*DO THIS*: Below are records. Copy every line with "screenshot" in it.
=== ENTRIES SUPPLIED ===
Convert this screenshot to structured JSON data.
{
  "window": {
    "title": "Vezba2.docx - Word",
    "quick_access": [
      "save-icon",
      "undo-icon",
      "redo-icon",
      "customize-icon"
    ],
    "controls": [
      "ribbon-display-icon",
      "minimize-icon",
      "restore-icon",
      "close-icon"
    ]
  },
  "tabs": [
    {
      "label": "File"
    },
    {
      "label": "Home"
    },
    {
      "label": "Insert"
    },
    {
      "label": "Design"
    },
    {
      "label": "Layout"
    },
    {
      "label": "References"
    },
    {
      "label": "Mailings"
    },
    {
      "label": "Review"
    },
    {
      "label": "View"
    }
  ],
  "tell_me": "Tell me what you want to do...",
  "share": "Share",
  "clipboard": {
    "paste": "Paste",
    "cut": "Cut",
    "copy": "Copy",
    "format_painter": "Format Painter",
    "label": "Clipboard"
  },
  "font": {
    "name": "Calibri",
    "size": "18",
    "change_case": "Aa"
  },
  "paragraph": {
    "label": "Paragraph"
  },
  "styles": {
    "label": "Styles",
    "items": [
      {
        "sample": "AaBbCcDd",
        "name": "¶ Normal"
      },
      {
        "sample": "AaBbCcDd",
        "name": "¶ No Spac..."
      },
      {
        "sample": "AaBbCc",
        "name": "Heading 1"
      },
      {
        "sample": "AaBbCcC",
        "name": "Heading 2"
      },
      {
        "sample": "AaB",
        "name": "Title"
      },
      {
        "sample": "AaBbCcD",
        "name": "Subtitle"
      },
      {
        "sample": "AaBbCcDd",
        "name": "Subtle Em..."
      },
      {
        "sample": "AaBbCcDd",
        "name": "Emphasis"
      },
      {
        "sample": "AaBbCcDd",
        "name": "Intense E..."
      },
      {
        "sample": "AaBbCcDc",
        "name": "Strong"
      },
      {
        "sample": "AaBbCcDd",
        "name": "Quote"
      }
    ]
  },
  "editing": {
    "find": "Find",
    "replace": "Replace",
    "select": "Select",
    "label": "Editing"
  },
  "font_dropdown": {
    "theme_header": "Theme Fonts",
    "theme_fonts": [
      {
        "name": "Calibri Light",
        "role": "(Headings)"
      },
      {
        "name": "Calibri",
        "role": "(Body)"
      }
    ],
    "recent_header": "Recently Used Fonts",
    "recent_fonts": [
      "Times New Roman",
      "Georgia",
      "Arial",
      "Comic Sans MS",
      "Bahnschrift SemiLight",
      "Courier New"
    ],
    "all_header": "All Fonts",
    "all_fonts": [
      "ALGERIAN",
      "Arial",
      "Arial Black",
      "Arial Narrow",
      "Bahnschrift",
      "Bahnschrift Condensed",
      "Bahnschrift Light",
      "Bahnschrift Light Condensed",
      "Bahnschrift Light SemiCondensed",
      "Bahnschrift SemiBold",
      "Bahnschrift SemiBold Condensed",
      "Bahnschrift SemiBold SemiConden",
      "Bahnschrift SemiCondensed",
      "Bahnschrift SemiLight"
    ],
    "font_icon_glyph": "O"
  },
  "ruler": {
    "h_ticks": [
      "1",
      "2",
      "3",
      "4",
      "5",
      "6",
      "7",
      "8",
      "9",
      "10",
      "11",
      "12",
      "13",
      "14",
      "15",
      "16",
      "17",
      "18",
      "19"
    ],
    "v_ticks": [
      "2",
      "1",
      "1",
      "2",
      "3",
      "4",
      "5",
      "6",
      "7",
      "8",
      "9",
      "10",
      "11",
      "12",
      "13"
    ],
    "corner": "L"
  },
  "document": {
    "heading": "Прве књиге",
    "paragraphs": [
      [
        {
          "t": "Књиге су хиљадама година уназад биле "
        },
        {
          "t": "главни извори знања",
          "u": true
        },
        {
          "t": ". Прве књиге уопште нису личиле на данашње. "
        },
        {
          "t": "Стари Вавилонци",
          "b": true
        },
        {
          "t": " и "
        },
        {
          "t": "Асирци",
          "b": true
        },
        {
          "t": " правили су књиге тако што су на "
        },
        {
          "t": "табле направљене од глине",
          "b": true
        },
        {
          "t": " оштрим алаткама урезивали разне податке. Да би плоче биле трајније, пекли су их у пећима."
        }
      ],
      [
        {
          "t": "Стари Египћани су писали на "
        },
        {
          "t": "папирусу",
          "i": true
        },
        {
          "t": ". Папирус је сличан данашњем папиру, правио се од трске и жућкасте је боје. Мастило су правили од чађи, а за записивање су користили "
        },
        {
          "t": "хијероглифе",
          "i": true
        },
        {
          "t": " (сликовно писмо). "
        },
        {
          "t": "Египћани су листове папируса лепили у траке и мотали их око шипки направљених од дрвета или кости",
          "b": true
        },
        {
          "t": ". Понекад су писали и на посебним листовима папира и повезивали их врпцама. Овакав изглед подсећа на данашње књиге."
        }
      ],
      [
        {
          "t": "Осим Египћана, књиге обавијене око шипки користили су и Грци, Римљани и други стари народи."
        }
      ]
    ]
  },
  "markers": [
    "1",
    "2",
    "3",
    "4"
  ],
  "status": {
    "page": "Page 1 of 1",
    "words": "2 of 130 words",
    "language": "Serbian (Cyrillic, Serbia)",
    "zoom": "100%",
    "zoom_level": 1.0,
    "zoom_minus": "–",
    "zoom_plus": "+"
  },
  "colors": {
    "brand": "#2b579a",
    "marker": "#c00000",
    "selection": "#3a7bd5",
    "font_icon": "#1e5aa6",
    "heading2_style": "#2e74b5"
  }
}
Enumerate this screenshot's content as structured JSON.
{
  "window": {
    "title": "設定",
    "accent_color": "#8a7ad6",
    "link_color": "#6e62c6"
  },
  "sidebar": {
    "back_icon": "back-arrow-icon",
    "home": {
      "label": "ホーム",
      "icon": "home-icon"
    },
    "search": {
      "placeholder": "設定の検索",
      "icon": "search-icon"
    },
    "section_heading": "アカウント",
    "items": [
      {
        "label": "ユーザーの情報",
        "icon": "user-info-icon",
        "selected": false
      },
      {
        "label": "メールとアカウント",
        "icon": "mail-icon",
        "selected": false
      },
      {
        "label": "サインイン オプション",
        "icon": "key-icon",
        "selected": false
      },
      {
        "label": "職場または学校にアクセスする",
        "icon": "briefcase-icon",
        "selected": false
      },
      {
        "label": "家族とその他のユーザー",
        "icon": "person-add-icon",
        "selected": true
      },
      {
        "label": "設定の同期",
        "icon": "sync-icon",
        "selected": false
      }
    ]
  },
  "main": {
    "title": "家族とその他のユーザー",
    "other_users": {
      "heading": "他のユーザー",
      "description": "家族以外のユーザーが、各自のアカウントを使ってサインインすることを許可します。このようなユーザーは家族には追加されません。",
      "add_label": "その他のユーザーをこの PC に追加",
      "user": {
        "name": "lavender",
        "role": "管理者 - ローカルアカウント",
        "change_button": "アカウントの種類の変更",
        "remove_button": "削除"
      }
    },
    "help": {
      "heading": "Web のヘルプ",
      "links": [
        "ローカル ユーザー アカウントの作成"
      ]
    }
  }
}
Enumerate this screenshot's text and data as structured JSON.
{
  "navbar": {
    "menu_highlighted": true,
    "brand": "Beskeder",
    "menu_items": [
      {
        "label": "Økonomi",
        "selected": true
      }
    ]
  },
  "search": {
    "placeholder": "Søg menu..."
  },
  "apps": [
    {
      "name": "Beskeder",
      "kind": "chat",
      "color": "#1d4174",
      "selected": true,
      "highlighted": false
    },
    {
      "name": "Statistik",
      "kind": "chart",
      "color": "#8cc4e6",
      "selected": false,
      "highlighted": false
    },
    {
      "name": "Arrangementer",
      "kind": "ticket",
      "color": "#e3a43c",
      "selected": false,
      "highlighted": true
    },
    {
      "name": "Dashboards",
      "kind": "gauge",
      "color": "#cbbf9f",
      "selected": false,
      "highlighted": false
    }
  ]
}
===
*CORRECT ANSWER*:
Convert this screenshot to structured JSON data.
Enumerate this screenshot's content as structured JSON.
Enumerate this screenshot's text and data as structured JSON.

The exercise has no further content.